Given task: From the entries that follow, pick out all lines holding "Parken".

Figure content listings
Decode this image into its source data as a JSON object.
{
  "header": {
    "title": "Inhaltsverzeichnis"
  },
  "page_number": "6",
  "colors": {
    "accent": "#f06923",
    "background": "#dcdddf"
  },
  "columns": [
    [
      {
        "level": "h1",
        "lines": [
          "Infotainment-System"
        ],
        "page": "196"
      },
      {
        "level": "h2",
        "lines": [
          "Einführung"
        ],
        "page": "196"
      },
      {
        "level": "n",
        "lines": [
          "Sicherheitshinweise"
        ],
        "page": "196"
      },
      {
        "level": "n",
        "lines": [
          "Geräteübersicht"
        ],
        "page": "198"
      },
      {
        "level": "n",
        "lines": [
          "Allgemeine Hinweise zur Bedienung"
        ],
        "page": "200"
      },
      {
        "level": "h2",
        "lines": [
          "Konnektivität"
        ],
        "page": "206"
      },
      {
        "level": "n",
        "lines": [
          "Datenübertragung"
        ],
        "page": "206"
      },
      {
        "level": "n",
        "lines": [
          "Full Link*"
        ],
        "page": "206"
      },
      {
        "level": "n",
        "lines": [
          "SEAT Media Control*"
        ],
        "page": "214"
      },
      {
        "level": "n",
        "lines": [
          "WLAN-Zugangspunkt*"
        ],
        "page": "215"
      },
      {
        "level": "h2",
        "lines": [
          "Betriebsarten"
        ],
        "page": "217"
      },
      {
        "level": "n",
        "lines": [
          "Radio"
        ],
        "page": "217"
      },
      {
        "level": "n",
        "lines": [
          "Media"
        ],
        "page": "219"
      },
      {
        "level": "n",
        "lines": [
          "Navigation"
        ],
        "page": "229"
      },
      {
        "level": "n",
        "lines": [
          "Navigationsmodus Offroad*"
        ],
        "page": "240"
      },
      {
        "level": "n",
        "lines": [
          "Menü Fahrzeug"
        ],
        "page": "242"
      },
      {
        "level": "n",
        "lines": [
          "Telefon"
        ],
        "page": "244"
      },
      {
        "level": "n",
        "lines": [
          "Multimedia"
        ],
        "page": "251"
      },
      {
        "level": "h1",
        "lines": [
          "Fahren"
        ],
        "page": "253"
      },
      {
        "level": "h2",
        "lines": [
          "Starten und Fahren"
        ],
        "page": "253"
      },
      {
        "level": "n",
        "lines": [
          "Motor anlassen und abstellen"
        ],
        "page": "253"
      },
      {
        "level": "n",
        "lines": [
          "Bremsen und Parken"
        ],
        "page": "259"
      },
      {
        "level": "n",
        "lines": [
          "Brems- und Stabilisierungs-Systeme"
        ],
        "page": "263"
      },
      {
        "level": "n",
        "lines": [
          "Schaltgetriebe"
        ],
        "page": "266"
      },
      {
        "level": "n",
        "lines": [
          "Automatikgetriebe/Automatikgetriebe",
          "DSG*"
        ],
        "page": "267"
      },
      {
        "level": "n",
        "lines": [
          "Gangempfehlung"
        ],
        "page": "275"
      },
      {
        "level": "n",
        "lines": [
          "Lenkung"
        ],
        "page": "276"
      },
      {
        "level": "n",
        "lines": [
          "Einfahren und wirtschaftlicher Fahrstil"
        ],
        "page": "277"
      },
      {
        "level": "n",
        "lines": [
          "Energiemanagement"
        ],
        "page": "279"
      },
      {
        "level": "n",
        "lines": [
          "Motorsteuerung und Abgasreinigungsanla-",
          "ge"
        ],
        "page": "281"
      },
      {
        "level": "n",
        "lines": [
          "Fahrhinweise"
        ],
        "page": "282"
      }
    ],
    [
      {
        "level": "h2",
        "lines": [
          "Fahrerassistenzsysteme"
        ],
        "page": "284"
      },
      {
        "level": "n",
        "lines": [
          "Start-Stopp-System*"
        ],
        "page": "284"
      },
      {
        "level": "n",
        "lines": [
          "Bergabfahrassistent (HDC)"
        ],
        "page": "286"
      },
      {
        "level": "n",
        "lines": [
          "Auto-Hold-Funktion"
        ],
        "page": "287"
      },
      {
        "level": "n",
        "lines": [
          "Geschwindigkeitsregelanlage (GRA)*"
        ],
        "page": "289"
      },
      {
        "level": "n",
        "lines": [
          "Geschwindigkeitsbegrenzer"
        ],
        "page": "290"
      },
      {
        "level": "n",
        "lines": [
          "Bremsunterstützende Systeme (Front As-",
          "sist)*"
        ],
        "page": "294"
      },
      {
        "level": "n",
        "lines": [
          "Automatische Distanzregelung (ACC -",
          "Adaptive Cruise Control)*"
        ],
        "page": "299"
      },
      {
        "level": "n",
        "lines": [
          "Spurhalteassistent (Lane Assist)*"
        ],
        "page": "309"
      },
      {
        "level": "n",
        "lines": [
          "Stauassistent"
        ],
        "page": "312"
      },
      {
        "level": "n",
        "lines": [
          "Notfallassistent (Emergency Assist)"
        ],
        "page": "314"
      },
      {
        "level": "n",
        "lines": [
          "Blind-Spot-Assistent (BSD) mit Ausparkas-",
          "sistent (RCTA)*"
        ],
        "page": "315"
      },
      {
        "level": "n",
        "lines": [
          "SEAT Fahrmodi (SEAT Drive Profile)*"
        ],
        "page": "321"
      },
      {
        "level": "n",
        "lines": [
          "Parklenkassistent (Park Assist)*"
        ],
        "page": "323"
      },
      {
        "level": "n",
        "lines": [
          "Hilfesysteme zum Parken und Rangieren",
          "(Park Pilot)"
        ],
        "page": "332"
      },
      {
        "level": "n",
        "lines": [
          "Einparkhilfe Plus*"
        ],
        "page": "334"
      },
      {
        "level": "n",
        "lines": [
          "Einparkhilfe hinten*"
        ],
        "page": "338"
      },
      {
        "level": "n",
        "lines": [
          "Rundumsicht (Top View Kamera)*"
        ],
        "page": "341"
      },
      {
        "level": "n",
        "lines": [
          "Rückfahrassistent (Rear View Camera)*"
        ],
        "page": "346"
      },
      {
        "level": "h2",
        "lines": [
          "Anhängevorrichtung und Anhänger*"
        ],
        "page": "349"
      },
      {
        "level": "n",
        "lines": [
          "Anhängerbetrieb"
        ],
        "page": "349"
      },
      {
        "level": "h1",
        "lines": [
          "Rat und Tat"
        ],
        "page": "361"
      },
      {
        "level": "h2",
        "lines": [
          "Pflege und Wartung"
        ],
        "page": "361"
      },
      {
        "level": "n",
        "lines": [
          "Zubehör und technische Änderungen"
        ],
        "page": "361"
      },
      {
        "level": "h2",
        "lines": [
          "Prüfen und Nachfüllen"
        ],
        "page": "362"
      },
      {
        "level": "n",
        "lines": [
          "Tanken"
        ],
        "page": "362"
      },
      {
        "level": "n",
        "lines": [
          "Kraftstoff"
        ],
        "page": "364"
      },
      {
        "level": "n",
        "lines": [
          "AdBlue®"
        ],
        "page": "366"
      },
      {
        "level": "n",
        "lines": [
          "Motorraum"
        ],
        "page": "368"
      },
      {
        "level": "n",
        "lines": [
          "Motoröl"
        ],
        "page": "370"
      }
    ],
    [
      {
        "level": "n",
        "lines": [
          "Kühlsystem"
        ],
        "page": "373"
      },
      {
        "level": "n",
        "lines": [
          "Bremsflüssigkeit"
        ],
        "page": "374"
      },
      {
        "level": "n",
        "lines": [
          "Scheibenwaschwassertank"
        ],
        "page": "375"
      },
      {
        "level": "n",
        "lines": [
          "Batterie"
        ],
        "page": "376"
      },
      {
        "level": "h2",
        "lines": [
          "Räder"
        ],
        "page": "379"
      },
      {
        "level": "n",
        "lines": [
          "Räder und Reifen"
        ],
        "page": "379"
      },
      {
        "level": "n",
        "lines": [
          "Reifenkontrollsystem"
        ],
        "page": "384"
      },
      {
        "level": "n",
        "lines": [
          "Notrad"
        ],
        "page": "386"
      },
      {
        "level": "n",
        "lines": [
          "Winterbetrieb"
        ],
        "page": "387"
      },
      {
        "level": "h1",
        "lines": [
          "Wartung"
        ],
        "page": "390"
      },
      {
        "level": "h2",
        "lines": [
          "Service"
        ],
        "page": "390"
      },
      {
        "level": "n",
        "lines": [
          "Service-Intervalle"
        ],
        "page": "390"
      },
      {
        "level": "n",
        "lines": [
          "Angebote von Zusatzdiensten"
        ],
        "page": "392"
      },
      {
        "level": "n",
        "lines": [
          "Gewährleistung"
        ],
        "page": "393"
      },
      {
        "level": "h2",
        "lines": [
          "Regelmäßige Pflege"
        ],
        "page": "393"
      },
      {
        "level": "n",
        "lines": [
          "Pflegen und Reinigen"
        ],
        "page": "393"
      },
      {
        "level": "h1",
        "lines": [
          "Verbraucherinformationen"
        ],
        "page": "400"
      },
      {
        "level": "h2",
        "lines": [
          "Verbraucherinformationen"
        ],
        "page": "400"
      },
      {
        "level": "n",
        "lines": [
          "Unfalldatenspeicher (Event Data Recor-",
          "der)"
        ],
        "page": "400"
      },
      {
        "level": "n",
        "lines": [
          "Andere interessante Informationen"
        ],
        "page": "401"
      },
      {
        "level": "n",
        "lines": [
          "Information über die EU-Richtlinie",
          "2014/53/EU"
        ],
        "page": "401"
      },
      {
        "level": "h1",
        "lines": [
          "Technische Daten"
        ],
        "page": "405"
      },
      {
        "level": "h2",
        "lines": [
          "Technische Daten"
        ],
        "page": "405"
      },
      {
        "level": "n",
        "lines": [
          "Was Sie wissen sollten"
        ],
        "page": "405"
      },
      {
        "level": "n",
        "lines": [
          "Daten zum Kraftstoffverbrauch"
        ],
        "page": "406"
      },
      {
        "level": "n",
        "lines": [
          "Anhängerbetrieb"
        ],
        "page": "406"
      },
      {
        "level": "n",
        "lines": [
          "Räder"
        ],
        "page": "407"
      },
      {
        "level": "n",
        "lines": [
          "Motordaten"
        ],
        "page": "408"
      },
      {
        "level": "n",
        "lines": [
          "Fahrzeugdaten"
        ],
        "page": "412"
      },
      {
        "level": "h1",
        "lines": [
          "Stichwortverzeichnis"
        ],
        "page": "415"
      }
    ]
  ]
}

In response:
          "Bremsen und Parken"
          "Hilfesysteme zum Parken und Rangieren",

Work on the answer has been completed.